* start *

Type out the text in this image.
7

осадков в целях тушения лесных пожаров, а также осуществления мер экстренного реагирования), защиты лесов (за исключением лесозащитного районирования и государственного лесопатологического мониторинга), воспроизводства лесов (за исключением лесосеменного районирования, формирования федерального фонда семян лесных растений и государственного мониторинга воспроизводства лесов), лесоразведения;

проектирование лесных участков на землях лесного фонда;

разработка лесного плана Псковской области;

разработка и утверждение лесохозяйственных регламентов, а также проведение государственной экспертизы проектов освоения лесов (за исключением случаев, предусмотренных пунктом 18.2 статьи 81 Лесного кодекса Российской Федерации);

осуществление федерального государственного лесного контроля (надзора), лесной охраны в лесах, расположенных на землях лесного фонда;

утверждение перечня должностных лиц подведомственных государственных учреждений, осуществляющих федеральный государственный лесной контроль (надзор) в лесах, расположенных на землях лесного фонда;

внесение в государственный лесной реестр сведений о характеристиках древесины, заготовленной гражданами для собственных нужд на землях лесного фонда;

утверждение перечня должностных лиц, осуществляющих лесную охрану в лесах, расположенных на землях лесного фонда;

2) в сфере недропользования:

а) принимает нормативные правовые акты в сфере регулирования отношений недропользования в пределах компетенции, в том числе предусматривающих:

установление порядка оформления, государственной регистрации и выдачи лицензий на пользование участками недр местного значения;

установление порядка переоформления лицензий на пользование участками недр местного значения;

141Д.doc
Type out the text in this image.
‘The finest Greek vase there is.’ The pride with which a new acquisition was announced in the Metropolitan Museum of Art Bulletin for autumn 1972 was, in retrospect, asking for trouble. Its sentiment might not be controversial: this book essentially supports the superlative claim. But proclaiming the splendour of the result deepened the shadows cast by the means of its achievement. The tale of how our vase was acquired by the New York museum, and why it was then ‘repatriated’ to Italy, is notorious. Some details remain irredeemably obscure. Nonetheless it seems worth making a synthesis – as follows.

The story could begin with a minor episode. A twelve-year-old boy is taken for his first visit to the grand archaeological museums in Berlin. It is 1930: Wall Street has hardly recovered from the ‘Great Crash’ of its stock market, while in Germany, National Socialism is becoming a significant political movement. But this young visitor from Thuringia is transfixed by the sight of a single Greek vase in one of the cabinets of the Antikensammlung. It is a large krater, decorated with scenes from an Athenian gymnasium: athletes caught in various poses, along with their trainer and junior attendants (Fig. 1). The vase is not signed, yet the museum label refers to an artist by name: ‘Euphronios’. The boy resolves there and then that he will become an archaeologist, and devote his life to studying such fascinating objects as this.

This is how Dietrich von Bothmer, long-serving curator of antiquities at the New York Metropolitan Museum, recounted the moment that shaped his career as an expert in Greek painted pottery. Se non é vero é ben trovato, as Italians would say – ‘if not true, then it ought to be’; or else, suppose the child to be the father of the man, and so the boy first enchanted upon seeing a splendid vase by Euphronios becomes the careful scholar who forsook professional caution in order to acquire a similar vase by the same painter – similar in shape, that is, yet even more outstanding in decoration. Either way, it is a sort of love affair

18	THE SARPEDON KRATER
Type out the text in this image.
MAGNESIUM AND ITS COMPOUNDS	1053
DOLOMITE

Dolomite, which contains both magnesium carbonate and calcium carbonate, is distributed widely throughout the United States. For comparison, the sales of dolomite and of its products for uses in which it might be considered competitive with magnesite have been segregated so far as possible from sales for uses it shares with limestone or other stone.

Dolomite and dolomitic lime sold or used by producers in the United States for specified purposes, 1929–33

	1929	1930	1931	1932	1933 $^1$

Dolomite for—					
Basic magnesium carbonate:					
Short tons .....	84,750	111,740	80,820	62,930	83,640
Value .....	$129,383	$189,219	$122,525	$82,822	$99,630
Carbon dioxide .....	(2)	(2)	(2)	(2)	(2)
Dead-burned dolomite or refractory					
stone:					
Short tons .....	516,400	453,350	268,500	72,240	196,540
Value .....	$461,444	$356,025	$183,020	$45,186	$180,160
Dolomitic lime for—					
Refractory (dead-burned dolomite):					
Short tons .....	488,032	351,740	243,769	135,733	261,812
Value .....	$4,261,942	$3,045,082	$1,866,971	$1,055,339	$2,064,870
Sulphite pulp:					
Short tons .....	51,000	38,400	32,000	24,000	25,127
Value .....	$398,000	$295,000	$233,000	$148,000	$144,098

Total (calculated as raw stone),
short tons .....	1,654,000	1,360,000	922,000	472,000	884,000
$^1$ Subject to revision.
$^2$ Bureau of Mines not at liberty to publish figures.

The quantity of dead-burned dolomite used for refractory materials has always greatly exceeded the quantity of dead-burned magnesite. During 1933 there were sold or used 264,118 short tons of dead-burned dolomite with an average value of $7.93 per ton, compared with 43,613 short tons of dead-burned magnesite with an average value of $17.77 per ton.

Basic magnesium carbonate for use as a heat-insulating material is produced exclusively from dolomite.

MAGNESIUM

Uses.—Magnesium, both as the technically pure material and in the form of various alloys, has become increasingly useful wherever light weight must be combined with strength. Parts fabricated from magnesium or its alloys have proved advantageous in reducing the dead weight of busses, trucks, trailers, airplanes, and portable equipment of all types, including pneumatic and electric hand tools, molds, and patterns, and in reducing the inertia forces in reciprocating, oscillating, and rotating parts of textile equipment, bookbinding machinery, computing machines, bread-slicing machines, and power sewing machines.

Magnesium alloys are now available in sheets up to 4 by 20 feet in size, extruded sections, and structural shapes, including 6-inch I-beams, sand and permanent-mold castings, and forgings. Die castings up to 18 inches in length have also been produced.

* end *

» SET TASK: What is the number of lines in the listing that contain the string "York"? Reply with that number alone.

» TASK OUTPUT: 2